• [GIVEN PROBLEM]
Copy each line below that contains "content".

• [DATA FOR THE TASK]
====================

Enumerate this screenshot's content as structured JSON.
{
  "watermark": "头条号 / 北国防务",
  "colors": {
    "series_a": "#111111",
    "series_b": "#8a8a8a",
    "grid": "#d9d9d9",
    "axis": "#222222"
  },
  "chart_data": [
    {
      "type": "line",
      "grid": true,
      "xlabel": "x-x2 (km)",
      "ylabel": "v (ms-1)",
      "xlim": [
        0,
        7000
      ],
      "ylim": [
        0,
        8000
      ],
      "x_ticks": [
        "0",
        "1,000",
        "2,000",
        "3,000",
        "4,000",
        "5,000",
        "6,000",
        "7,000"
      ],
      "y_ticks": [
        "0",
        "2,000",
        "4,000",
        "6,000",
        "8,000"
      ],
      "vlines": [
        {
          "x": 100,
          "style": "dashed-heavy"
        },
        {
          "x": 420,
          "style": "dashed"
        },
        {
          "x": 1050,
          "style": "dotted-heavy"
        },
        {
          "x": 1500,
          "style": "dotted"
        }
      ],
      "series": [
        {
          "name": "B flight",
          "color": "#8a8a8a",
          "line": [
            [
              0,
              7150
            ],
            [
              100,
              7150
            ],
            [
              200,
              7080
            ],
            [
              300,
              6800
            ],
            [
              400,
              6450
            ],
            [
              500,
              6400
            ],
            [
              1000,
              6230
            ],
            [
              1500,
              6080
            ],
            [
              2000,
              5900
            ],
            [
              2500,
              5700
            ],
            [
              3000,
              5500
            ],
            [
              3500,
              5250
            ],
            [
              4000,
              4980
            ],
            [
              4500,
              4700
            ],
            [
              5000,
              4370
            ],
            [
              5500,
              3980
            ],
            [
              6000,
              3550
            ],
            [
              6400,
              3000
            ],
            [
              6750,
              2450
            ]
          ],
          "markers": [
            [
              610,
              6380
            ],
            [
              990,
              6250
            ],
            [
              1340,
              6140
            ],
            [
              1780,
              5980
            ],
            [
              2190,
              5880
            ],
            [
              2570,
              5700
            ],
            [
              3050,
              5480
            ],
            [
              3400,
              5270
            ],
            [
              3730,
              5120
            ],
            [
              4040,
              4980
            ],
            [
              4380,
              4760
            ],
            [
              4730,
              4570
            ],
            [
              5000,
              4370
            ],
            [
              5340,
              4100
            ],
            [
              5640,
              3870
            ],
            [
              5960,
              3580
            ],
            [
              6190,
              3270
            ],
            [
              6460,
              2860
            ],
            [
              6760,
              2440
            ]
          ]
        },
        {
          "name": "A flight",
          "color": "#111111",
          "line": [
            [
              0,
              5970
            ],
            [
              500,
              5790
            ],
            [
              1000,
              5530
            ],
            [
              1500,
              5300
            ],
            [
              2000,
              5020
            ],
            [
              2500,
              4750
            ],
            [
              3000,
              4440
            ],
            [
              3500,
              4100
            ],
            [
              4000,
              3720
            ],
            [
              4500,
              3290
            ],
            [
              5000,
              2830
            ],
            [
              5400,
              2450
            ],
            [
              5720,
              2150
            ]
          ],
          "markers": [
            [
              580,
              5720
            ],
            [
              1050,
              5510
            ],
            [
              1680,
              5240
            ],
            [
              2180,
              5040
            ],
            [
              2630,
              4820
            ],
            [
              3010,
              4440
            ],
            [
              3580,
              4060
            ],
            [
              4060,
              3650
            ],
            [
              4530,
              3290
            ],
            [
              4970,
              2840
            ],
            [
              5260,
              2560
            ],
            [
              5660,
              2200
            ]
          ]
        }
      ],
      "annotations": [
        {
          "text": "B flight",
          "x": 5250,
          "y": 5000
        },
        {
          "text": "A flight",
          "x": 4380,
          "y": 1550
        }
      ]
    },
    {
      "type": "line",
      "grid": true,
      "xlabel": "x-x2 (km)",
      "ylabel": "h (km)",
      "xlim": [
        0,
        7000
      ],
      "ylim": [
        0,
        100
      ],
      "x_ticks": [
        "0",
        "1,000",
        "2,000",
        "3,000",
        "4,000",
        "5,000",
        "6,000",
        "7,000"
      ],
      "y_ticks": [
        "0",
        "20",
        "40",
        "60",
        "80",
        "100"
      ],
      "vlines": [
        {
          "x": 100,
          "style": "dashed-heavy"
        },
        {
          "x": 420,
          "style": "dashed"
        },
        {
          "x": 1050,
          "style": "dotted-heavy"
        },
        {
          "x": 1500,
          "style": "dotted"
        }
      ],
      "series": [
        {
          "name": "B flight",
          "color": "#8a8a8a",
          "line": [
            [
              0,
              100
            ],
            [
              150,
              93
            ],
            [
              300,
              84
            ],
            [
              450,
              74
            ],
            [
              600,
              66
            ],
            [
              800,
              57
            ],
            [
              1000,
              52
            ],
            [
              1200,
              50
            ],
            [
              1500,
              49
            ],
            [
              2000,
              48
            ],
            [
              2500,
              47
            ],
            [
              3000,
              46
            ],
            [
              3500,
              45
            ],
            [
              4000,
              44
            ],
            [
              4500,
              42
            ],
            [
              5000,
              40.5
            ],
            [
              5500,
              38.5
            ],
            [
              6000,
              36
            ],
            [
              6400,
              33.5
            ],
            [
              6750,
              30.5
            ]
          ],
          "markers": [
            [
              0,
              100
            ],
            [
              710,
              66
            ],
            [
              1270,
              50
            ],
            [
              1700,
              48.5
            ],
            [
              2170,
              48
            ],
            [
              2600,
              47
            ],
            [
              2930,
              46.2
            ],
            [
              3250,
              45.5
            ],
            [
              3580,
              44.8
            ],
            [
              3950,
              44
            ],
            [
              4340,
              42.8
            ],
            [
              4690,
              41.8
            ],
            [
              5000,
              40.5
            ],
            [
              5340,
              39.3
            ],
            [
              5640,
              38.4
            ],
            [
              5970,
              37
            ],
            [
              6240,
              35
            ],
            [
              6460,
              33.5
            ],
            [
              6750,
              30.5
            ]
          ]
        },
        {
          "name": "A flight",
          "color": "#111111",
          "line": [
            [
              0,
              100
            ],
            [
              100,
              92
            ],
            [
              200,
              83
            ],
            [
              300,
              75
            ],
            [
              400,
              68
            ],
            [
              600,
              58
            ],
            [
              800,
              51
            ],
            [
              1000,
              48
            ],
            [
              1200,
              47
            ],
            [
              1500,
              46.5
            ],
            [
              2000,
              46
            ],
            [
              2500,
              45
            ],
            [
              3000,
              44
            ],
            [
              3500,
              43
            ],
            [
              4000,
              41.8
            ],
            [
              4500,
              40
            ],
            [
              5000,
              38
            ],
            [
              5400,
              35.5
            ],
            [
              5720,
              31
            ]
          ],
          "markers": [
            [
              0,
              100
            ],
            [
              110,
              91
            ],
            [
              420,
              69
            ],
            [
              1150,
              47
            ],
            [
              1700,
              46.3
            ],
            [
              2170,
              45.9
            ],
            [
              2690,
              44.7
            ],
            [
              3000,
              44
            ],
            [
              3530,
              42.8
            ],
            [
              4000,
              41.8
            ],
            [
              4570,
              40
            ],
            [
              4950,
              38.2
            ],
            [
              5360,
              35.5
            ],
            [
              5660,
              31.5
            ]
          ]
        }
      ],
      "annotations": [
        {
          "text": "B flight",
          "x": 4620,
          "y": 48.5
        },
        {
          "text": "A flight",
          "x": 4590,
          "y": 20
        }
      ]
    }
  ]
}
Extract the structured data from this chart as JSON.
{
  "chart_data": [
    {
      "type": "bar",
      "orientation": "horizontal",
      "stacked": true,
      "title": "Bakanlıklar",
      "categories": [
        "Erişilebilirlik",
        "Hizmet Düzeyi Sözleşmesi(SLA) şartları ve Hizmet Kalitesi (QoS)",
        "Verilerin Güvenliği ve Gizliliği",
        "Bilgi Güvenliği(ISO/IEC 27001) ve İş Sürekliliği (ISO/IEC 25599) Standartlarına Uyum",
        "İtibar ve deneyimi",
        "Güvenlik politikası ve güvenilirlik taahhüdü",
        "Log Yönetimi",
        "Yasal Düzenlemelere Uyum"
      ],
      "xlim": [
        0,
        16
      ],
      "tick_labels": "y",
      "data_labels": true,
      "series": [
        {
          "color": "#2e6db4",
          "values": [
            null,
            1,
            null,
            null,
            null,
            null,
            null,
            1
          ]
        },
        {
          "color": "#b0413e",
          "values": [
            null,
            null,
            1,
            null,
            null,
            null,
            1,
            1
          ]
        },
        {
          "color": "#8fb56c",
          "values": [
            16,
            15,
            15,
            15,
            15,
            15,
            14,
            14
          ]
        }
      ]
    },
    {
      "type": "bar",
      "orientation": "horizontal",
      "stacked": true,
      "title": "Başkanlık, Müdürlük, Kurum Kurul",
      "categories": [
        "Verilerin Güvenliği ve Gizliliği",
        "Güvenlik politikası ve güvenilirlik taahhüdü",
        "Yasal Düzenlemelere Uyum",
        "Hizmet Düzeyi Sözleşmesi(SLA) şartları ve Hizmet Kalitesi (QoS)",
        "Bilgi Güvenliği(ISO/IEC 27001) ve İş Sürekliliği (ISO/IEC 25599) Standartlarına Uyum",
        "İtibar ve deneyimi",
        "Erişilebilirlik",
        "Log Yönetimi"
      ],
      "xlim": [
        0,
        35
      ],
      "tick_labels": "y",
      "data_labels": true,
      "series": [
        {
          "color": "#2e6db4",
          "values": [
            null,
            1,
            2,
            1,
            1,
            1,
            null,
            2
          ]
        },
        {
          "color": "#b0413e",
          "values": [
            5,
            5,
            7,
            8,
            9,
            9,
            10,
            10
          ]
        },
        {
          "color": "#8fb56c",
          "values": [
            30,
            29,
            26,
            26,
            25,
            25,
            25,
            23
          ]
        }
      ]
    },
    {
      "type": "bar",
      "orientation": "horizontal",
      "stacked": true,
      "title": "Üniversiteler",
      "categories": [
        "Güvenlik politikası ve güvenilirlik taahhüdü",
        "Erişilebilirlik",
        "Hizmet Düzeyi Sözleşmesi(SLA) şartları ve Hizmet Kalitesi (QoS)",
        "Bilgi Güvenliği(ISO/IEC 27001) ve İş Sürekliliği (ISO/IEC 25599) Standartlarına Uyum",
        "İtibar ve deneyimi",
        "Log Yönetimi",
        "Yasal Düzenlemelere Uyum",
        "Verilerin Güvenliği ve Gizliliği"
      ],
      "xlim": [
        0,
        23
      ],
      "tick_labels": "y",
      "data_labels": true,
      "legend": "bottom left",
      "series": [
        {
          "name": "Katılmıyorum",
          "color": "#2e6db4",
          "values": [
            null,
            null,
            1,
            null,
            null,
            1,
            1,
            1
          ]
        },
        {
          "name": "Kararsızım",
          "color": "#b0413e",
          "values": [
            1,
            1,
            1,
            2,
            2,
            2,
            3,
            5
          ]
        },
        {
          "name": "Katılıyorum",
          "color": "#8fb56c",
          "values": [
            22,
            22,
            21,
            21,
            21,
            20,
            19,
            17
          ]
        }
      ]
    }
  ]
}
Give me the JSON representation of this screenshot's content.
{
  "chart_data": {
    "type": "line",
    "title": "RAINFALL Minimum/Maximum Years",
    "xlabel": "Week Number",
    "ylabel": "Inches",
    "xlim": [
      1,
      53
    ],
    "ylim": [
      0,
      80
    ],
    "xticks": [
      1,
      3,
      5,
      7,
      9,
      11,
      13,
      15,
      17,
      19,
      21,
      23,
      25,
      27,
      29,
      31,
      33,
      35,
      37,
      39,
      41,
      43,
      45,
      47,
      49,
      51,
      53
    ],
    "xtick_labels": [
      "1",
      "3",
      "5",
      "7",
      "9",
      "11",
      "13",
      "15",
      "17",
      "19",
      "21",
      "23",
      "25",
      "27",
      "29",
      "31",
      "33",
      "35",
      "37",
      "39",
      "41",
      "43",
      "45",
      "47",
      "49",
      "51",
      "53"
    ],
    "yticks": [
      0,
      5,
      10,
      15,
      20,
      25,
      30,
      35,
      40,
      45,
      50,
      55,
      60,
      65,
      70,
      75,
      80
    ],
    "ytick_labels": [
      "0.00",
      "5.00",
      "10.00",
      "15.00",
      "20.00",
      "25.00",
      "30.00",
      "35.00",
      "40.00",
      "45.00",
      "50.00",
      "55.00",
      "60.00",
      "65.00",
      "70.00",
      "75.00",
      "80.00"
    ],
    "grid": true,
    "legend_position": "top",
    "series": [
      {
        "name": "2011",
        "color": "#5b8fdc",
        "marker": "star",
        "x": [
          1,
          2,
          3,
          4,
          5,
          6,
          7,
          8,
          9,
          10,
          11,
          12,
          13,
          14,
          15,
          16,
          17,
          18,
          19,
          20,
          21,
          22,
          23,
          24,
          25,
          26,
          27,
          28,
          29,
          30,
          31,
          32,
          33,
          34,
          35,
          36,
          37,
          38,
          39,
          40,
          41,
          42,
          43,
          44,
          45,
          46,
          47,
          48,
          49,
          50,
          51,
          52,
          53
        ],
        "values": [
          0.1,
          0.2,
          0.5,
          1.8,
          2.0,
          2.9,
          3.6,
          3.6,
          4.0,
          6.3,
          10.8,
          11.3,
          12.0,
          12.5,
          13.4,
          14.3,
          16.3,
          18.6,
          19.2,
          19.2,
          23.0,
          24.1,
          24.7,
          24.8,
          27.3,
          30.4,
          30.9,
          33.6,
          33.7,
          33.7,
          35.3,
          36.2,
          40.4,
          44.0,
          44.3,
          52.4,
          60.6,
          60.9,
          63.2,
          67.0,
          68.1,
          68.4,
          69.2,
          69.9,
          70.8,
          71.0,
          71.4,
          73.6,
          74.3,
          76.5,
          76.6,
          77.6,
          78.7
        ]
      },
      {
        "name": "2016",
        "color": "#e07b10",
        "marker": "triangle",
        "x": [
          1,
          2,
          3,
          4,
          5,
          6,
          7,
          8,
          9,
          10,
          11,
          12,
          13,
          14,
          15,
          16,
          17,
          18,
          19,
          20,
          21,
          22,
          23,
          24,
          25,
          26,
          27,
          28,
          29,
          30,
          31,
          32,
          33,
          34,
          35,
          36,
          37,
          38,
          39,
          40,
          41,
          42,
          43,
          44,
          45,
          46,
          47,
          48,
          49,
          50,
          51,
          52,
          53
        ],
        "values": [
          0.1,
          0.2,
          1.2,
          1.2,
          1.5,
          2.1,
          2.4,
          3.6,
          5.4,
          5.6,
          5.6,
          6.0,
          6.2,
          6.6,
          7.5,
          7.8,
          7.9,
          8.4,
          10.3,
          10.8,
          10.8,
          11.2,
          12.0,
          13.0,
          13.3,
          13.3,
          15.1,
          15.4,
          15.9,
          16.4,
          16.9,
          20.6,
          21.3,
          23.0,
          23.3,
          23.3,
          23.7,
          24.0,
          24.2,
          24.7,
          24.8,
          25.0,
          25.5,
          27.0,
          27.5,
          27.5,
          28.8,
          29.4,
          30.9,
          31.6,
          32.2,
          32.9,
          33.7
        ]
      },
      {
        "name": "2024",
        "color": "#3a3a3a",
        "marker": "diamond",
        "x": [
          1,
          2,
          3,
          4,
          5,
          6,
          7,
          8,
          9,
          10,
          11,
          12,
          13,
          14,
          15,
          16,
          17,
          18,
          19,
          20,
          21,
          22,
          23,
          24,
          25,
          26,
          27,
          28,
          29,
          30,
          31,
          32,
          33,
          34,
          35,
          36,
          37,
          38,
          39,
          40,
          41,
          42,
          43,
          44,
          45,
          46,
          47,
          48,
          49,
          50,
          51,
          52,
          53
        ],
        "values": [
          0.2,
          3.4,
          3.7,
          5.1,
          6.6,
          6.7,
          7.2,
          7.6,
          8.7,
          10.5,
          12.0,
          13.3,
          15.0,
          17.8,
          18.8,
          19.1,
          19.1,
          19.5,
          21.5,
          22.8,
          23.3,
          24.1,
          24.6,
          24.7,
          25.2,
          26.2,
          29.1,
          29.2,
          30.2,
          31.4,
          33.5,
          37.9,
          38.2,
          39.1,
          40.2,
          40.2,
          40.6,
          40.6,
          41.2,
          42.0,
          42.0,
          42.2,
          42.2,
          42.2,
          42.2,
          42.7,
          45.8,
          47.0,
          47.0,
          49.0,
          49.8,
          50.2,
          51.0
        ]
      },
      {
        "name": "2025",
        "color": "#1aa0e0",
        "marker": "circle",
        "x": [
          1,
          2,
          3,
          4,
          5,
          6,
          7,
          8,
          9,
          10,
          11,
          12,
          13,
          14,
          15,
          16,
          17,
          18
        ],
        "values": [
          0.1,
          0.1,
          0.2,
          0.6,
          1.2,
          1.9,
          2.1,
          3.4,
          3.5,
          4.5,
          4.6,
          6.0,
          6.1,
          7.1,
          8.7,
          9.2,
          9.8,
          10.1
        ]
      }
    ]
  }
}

====================

• [WRITTEN RESPONSE]
Enumerate this screenshot's content as structured JSON.
Give me the JSON representation of this screenshot's content.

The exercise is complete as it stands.